<<<<
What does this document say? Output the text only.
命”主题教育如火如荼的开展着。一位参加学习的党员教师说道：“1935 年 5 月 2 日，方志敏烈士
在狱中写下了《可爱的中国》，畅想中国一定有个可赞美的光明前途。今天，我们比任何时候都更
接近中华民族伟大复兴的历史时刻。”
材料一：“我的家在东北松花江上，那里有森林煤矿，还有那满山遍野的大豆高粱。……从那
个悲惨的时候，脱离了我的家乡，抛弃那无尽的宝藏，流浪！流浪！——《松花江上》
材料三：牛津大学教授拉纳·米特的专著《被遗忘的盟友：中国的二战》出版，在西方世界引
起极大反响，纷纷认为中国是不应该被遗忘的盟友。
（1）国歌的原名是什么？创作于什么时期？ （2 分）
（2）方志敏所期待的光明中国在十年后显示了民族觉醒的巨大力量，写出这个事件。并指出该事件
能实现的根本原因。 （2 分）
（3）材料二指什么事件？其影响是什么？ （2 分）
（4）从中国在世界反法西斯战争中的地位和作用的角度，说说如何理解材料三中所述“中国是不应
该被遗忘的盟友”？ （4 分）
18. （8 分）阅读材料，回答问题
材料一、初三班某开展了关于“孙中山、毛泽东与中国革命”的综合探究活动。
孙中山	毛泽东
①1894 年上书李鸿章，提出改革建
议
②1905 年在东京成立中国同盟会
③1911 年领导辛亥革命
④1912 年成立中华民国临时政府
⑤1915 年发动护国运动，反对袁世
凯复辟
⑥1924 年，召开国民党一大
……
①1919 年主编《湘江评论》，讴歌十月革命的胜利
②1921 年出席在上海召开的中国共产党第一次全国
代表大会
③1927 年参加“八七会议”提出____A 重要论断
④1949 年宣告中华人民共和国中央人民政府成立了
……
>>>>
Copy down the whole of the data above, matching it exactly.

### RESULT FOR THIS TASK
What does this document say? Output the text only.
命”主题教育如火如荼的开展着。一位参加学习的党员教师说道：“1935 年 5 月 2 日，方志敏烈士
在狱中写下了《可爱的中国》，畅想中国一定有个可赞美的光明前途。今天，我们比任何时候都更
接近中华民族伟大复兴的历史时刻。”
材料一：“我的家在东北松花江上，那里有森林煤矿，还有那满山遍野的大豆高粱。……从那
个悲惨的时候，脱离了我的家乡，抛弃那无尽的宝藏，流浪！流浪！——《松花江上》
材料三：牛津大学教授拉纳·米特的专著《被遗忘的盟友：中国的二战》出版，在西方世界引
起极大反响，纷纷认为中国是不应该被遗忘的盟友。
（1）国歌的原名是什么？创作于什么时期？ （2 分）
（2）方志敏所期待的光明中国在十年后显示了民族觉醒的巨大力量，写出这个事件。并指出该事件
能实现的根本原因。 （2 分）
（3）材料二指什么事件？其影响是什么？ （2 分）
（4）从中国在世界反法西斯战争中的地位和作用的角度，说说如何理解材料三中所述“中国是不应
该被遗忘的盟友”？ （4 分）
18. （8 分）阅读材料，回答问题
材料一、初三班某开展了关于“孙中山、毛泽东与中国革命”的综合探究活动。
孙中山	毛泽东
①1894 年上书李鸿章，提出改革建
议
②1905 年在东京成立中国同盟会
③1911 年领导辛亥革命
④1912 年成立中华民国临时政府
⑤1915 年发动护国运动，反对袁世
凯复辟
⑥1924 年，召开国民党一大
……
①1919 年主编《湘江评论》，讴歌十月革命的胜利
②1921 年出席在上海召开的中国共产党第一次全国
代表大会
③1927 年参加“八七会议”提出____A 重要论断
④1949 年宣告中华人民共和国中央人民政府成立了
……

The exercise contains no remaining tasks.